Work out how many lines in the entries below include the word "content". Give nothing but the number.
Available data START
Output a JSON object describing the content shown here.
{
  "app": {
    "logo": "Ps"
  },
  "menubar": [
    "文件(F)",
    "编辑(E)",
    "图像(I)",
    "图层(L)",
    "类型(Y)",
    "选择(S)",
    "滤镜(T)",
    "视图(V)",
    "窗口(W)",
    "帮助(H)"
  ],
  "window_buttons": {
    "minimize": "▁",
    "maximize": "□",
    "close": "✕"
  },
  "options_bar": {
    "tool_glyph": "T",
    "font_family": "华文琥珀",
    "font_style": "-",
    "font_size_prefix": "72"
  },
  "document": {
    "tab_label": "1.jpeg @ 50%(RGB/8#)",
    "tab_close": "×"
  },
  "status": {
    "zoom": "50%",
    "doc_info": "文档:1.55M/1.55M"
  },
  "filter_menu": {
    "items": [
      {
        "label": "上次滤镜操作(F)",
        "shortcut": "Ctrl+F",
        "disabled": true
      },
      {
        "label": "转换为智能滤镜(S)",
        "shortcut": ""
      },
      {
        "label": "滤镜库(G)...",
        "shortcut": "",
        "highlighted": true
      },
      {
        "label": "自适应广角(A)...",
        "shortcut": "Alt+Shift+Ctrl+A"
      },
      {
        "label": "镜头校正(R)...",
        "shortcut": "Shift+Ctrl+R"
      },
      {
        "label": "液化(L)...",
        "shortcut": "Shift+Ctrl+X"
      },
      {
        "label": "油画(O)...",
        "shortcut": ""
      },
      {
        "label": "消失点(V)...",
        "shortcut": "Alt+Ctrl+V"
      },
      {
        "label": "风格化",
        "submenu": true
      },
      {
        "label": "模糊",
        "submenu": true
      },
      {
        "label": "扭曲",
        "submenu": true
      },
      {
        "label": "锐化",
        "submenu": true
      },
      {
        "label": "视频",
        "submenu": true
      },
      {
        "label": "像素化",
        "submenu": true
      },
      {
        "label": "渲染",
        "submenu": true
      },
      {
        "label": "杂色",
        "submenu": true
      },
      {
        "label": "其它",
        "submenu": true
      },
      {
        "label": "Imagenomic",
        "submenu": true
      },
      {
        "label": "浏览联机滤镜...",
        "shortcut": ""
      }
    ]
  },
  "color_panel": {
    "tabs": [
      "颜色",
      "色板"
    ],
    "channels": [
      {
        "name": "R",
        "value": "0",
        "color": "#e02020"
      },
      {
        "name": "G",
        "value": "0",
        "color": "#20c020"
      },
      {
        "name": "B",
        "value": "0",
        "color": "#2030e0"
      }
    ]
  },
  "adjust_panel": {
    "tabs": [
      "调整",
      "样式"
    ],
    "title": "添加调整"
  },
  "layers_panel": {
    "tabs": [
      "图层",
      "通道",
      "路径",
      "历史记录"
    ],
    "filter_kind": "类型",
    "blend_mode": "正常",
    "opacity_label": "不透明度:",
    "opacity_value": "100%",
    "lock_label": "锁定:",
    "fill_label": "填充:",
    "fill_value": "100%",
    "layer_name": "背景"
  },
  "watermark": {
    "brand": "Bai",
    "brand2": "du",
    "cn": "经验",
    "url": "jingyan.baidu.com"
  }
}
Available data END
Available data START
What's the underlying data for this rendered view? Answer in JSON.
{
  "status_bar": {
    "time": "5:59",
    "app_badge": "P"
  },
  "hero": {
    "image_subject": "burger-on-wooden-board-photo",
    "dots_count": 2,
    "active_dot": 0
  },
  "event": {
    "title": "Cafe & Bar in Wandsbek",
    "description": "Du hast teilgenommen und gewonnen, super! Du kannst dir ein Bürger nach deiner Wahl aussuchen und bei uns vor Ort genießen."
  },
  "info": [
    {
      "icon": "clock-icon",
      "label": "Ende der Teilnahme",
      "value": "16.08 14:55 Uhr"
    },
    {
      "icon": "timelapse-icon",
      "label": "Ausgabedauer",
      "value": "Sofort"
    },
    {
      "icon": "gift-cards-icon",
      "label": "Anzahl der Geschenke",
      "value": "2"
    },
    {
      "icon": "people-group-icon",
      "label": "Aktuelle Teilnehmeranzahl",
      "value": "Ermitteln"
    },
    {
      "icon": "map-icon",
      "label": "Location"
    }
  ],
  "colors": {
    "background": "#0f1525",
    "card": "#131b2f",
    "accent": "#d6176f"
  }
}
Available data END
Available data START
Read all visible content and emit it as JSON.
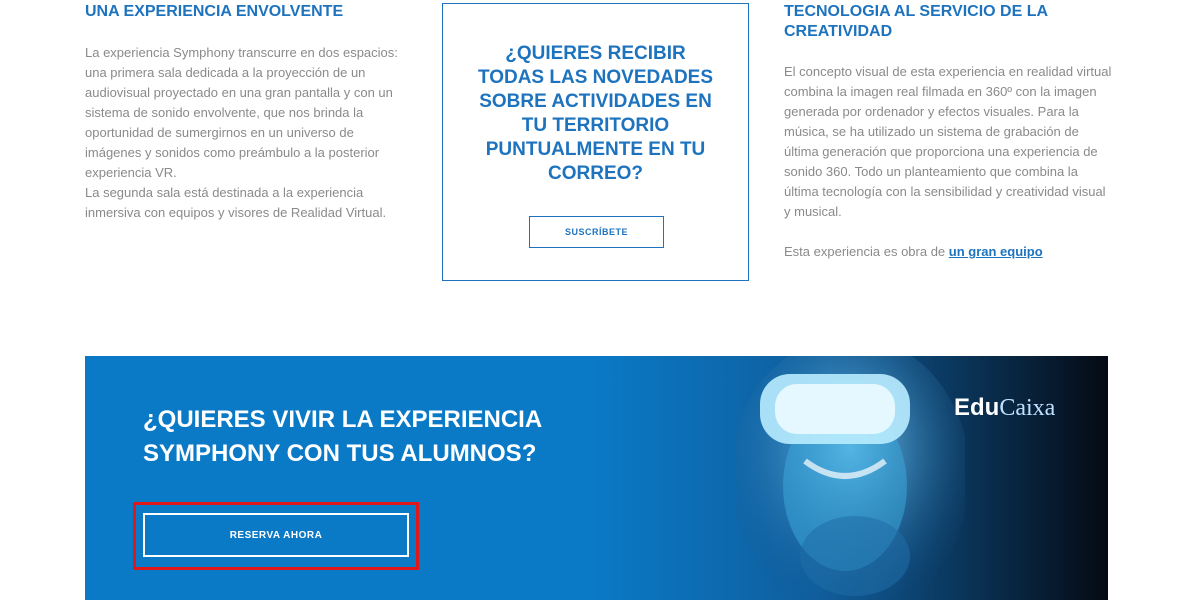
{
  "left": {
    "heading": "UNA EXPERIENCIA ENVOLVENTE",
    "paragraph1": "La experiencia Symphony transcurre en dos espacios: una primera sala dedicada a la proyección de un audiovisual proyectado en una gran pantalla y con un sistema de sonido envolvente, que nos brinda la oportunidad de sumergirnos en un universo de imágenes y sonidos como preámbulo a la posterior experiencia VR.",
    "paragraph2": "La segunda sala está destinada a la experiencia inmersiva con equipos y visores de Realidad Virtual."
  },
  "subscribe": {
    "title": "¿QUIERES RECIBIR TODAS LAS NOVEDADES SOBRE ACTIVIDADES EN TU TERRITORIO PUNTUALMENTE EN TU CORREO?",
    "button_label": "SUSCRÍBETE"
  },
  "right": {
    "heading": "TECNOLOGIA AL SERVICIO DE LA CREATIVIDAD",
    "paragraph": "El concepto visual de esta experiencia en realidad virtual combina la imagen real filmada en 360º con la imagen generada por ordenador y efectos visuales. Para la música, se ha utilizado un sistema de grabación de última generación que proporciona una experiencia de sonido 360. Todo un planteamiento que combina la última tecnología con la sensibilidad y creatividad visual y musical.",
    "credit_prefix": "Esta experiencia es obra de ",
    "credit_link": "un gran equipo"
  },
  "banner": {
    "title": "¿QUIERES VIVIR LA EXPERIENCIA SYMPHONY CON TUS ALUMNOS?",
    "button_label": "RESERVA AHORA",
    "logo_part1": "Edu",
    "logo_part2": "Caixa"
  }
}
Available data END
Finished exercise
2